WHAT YOU WILL DO
What is needed here is an exact copy of every entry.

Extracted data entries
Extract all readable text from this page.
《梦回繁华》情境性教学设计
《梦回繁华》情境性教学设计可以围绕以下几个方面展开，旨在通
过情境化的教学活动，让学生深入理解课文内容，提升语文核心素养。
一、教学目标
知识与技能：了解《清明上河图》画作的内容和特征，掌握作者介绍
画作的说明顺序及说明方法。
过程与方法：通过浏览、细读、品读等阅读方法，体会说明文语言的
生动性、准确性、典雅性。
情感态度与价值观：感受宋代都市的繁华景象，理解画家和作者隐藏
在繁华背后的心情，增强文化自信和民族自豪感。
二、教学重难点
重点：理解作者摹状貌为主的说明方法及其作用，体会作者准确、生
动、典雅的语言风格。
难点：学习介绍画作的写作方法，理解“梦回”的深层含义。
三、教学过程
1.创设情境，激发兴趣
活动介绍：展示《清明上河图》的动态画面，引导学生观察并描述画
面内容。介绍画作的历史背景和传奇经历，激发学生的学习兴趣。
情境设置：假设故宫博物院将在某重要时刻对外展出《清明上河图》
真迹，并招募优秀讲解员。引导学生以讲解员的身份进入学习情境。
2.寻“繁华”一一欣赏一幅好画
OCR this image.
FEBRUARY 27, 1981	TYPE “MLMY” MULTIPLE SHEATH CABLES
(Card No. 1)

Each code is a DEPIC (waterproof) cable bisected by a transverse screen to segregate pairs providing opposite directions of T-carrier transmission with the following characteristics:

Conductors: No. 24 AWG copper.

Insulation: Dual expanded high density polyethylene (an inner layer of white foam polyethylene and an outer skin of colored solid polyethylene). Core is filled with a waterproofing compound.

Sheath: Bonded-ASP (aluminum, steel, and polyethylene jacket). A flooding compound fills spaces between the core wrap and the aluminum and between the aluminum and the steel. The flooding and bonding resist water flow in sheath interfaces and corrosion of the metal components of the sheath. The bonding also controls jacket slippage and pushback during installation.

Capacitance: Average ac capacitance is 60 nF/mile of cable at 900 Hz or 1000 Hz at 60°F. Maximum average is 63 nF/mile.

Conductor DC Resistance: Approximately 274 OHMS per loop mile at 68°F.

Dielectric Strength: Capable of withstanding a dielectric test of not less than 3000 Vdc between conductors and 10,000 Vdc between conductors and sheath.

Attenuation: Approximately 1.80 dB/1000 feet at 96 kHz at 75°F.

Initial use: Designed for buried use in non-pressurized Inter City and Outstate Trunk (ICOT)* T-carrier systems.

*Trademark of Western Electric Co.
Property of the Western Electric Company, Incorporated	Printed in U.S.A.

FINAL RESULT
Extract all readable text from this page.
《梦回繁华》情境性教学设计
《梦回繁华》情境性教学设计可以围绕以下几个方面展开，旨在通
过情境化的教学活动，让学生深入理解课文内容，提升语文核心素养。
一、教学目标
知识与技能：了解《清明上河图》画作的内容和特征，掌握作者介绍
画作的说明顺序及说明方法。
过程与方法：通过浏览、细读、品读等阅读方法，体会说明文语言的
生动性、准确性、典雅性。
情感态度与价值观：感受宋代都市的繁华景象，理解画家和作者隐藏
在繁华背后的心情，增强文化自信和民族自豪感。
二、教学重难点
重点：理解作者摹状貌为主的说明方法及其作用，体会作者准确、生
动、典雅的语言风格。
难点：学习介绍画作的写作方法，理解“梦回”的深层含义。
三、教学过程
1.创设情境，激发兴趣
活动介绍：展示《清明上河图》的动态画面，引导学生观察并描述画
面内容。介绍画作的历史背景和传奇经历，激发学生的学习兴趣。
情境设置：假设故宫博物院将在某重要时刻对外展出《清明上河图》
真迹，并招募优秀讲解员。引导学生以讲解员的身份进入学习情境。
2.寻“繁华”一一欣赏一幅好画
OCR this image.
FEBRUARY 27, 1981	TYPE “MLMY” MULTIPLE SHEATH CABLES
(Card No. 1)

Each code is a DEPIC (waterproof) cable bisected by a transverse screen to segregate pairs providing opposite directions of T-carrier transmission with the following characteristics:

Conductors: No. 24 AWG copper.

Insulation: Dual expanded high density polyethylene (an inner layer of white foam polyethylene and an outer skin of colored solid polyethylene). Core is filled with a waterproofing compound.

Sheath: Bonded-ASP (aluminum, steel, and polyethylene jacket). A flooding compound fills spaces between the core wrap and the aluminum and between the aluminum and the steel. The flooding and bonding resist water flow in sheath interfaces and corrosion of the metal components of the sheath. The bonding also controls jacket slippage and pushback during installation.

Capacitance: Average ac capacitance is 60 nF/mile of cable at 900 Hz or 1000 Hz at 60°F. Maximum average is 63 nF/mile.

Conductor DC Resistance: Approximately 274 OHMS per loop mile at 68°F.

Dielectric Strength: Capable of withstanding a dielectric test of not less than 3000 Vdc between conductors and 10,000 Vdc between conductors and sheath.

Attenuation: Approximately 1.80 dB/1000 feet at 96 kHz at 75°F.

Initial use: Designed for buried use in non-pressurized Inter City and Outstate Trunk (ICOT)* T-carrier systems.

*Trademark of Western Electric Co.
Property of the Western Electric Company, Incorporated	Printed in U.S.A.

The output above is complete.